** Start GIVEN ENTRIES **

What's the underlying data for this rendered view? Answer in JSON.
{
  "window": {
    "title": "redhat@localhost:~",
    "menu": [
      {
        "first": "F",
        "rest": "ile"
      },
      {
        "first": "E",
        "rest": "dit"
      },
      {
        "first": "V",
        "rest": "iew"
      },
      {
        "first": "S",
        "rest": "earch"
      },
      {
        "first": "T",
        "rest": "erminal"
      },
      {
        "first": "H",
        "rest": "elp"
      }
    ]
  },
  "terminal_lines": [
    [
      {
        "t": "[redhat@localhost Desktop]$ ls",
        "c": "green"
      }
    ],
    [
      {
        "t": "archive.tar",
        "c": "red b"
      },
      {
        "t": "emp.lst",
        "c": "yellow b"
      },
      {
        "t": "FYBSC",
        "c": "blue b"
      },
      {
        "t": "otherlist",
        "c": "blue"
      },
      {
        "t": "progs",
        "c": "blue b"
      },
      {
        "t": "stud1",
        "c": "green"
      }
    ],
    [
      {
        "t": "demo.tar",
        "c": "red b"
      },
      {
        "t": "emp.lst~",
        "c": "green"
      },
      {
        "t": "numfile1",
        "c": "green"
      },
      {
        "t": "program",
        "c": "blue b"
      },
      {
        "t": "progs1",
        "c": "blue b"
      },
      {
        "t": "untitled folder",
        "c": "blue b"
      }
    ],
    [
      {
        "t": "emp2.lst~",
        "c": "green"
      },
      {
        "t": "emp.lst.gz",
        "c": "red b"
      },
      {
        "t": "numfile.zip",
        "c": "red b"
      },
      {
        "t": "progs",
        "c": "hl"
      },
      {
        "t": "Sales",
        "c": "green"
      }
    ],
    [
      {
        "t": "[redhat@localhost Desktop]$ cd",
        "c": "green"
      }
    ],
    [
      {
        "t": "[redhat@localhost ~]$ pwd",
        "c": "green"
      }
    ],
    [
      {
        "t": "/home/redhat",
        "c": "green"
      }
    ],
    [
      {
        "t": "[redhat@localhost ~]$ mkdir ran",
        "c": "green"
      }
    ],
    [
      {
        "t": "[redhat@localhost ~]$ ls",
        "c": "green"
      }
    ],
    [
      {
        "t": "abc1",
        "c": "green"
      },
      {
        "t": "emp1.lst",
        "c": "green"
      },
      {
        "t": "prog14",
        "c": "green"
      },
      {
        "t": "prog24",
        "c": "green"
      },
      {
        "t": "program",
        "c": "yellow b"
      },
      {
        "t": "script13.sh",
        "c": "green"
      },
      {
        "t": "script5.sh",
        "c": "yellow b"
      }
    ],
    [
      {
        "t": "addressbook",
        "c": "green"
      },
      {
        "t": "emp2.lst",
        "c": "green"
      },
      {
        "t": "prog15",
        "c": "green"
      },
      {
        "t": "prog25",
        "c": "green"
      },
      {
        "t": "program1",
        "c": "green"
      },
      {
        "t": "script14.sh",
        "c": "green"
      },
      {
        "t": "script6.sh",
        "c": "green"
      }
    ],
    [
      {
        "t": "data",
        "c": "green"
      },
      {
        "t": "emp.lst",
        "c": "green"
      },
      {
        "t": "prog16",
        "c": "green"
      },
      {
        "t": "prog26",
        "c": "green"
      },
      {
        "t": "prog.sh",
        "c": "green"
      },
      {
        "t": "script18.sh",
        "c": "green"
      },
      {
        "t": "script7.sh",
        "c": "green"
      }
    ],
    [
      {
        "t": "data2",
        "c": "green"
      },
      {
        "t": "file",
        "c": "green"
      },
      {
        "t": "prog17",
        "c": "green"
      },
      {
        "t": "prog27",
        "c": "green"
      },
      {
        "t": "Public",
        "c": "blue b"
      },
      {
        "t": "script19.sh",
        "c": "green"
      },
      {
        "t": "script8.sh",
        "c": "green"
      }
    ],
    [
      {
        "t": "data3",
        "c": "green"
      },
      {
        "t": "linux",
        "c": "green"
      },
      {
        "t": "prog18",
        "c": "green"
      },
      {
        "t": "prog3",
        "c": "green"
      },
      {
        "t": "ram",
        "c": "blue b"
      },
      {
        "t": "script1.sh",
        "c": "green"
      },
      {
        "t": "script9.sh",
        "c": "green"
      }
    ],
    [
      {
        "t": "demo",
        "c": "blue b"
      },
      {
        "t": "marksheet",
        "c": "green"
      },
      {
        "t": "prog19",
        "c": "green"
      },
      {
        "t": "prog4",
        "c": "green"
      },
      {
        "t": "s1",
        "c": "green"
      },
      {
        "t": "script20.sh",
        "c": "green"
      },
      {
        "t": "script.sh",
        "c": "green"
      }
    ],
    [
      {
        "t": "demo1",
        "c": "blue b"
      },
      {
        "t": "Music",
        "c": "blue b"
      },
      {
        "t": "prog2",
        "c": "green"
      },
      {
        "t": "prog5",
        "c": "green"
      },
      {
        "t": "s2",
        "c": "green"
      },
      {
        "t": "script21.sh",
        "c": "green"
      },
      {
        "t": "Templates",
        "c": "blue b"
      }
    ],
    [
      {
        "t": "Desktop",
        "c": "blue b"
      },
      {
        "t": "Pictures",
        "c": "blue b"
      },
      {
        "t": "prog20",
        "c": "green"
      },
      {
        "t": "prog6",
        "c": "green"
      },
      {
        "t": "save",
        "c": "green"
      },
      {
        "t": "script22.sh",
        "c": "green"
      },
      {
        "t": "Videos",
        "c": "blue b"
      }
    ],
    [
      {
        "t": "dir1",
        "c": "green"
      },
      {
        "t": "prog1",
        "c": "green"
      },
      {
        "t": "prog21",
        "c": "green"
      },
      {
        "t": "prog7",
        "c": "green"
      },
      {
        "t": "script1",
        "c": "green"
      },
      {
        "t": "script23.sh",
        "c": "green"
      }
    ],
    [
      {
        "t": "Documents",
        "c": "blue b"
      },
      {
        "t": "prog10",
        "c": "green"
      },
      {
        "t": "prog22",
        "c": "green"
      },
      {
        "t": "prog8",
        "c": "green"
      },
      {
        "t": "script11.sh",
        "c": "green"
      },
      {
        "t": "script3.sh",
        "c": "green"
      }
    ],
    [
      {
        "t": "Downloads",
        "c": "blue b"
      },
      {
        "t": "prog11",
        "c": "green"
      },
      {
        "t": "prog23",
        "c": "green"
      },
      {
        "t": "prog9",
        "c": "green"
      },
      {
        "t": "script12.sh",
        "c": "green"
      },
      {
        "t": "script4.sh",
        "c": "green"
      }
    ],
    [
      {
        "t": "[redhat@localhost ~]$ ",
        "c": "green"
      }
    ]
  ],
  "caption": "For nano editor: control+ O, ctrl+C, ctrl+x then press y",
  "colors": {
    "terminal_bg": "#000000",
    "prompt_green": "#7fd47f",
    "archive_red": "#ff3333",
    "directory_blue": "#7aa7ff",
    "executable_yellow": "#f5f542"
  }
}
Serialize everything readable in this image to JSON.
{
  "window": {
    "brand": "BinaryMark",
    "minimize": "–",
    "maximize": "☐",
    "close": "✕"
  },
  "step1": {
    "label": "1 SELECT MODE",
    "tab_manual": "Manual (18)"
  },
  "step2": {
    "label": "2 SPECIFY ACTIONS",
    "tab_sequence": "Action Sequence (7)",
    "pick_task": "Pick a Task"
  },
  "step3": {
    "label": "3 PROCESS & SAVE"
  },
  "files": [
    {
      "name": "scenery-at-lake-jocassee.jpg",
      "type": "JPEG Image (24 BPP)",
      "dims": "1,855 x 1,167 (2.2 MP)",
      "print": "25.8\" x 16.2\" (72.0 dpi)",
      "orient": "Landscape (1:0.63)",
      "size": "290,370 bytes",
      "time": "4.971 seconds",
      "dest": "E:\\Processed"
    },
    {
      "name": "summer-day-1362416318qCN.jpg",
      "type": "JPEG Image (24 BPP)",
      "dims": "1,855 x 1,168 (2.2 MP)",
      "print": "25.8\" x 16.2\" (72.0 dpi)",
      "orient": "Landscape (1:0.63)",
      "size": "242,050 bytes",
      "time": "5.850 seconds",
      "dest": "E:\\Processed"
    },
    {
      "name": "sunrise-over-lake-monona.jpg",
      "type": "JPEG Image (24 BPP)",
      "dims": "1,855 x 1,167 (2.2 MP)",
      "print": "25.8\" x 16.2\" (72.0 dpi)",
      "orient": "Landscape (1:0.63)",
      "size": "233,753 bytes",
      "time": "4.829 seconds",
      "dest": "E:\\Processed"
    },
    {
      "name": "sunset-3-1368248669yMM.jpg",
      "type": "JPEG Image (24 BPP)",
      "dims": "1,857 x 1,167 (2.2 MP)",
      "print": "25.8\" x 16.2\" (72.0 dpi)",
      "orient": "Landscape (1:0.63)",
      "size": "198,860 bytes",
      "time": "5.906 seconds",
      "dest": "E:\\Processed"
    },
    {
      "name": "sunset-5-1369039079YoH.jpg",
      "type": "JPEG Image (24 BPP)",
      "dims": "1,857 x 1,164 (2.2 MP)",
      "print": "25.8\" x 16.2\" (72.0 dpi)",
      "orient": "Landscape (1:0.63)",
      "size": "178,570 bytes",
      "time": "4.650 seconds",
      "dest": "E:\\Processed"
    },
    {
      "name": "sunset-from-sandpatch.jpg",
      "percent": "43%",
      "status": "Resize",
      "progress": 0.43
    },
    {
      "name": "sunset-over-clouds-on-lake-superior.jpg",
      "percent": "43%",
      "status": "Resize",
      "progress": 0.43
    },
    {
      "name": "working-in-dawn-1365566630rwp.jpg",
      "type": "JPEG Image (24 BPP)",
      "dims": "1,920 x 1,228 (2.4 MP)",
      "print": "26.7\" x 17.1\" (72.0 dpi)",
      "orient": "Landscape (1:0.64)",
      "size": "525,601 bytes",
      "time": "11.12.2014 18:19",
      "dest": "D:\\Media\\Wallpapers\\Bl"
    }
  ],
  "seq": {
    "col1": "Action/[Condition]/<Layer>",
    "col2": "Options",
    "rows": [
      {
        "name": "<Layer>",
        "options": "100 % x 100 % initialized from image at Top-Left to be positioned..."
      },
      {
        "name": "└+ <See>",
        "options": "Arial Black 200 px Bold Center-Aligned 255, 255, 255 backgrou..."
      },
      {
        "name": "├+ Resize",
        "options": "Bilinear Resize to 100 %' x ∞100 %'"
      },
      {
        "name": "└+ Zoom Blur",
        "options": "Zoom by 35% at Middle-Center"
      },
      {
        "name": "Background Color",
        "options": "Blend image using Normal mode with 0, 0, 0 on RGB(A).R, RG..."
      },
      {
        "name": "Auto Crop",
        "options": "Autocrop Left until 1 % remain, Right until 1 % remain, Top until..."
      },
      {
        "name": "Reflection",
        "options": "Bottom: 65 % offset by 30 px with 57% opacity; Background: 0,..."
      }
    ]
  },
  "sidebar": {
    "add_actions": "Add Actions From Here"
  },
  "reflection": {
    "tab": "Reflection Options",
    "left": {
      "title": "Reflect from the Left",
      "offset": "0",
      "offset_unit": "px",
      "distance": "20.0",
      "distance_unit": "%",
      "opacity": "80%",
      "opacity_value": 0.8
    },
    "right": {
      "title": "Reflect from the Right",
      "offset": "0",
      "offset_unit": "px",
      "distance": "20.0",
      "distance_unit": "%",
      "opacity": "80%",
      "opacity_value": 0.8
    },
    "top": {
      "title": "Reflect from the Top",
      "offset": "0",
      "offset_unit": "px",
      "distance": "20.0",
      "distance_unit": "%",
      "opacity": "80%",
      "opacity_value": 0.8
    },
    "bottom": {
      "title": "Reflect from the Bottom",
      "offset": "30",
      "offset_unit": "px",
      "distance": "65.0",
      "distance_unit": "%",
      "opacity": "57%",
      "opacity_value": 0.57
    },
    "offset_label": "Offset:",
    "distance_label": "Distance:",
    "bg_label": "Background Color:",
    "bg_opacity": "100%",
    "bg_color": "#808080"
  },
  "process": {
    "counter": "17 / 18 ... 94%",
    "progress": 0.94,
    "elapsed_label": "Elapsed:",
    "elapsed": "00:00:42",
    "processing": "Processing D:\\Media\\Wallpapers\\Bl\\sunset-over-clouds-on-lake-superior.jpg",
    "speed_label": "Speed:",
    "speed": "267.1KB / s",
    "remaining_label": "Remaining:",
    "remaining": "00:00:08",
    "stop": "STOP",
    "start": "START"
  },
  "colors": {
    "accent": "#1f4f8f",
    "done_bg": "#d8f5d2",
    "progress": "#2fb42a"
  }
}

** End GIVEN ENTRIES **

## DIRECTIONS:
Track down the lines that include the word "with" and copy them.

## WRITTEN ANSWER:
        "options": "Blend image using Normal mode with 0, 0, 0 on RGB(A).R, RG..."
        "options": "Bottom: 65 % offset by 30 px with 57% opacity; Background: 0,..."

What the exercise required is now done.